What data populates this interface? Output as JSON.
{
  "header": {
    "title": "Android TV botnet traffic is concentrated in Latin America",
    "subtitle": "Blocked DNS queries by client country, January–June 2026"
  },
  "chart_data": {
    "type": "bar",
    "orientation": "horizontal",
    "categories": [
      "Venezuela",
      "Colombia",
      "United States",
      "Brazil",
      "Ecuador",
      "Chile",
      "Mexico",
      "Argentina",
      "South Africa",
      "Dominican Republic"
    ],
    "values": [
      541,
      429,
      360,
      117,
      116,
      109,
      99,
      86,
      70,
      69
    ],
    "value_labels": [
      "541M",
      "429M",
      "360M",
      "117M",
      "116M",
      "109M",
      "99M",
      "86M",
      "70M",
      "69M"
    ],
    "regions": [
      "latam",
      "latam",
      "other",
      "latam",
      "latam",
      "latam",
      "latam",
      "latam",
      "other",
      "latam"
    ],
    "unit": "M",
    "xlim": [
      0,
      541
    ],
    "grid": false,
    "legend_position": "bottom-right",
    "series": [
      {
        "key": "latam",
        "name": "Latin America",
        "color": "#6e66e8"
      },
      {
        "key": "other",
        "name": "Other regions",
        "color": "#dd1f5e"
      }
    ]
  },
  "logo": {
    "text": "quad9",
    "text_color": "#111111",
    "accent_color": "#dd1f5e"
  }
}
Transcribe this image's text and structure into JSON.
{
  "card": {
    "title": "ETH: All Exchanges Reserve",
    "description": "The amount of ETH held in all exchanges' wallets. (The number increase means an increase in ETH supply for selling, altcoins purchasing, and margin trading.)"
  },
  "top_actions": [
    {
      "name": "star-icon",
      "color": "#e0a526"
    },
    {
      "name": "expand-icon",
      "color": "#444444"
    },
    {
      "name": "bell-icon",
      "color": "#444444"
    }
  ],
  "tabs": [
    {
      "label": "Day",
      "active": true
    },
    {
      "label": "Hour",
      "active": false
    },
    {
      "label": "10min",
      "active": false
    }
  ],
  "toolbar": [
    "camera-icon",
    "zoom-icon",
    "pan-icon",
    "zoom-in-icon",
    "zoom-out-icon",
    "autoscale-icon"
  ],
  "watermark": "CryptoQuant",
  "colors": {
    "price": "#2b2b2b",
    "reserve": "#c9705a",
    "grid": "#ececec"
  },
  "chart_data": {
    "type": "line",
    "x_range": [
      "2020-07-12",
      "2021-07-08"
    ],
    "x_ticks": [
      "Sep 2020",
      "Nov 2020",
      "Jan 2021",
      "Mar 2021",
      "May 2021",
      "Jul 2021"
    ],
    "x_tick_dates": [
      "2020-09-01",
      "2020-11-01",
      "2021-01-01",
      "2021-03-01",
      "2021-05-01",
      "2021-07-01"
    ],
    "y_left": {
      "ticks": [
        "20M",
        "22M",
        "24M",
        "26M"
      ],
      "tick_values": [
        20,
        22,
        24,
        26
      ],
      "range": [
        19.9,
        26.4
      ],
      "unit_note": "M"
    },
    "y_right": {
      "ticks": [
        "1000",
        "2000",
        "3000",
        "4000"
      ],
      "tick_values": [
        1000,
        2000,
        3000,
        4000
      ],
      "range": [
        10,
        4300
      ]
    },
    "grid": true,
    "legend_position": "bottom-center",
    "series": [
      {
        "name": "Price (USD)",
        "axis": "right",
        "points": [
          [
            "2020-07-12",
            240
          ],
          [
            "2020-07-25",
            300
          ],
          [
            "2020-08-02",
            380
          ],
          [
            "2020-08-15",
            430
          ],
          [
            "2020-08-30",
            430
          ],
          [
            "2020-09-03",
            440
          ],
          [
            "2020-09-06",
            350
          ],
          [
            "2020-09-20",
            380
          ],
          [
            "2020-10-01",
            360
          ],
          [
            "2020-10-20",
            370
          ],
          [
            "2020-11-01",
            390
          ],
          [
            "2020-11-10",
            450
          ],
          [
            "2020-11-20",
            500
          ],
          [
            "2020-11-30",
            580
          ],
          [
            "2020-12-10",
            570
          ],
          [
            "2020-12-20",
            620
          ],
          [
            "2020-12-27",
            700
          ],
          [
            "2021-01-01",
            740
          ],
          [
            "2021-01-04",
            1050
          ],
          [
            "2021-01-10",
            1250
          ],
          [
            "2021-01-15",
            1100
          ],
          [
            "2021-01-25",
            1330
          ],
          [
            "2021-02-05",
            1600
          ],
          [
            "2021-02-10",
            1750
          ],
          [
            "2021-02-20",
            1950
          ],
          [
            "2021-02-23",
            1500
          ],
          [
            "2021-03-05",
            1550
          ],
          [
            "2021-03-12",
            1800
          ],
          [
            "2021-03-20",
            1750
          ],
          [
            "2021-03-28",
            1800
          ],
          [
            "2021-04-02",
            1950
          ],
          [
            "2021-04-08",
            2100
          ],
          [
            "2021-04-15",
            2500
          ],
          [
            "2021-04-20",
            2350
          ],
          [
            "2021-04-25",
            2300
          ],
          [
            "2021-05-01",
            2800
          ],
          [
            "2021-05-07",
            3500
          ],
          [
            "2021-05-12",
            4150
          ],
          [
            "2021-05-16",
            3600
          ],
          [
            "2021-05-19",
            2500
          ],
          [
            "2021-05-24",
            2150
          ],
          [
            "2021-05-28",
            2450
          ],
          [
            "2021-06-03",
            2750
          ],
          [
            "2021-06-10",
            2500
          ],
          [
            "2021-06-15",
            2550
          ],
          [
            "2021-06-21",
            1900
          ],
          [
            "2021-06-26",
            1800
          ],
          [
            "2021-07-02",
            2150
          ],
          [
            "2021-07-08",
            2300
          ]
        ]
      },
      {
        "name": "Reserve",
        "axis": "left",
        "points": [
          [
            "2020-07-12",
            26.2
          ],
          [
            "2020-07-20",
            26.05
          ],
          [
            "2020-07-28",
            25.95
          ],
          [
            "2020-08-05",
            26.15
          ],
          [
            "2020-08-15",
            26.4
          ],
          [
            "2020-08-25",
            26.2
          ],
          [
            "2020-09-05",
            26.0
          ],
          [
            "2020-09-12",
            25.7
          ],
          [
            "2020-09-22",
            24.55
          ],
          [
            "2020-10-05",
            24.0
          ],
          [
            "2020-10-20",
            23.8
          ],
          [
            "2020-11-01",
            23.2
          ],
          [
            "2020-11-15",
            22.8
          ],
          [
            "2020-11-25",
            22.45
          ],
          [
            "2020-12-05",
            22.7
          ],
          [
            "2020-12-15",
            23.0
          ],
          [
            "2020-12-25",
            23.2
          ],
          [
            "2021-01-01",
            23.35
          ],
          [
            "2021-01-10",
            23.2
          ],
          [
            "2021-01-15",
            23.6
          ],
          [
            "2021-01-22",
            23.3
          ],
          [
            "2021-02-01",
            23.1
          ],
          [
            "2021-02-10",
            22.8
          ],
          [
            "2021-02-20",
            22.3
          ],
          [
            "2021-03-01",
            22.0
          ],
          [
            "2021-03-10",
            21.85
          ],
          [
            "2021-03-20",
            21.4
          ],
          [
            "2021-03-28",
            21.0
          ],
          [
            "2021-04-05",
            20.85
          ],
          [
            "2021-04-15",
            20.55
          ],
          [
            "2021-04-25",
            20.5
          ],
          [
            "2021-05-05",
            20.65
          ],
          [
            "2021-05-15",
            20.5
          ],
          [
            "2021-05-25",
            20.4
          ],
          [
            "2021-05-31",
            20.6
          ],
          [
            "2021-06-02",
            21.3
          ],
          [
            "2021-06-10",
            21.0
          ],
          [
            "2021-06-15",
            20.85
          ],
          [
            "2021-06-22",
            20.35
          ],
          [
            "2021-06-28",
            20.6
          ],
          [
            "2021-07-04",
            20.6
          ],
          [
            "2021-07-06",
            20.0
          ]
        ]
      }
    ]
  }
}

EXERCISE PROMPT:
Find all lines where the word "America" appears. Copy them.

SOLUTION FOR THIS PROBLEM:
    "title": "Android TV botnet traffic is concentrated in Latin America",
        "name": "Latin America",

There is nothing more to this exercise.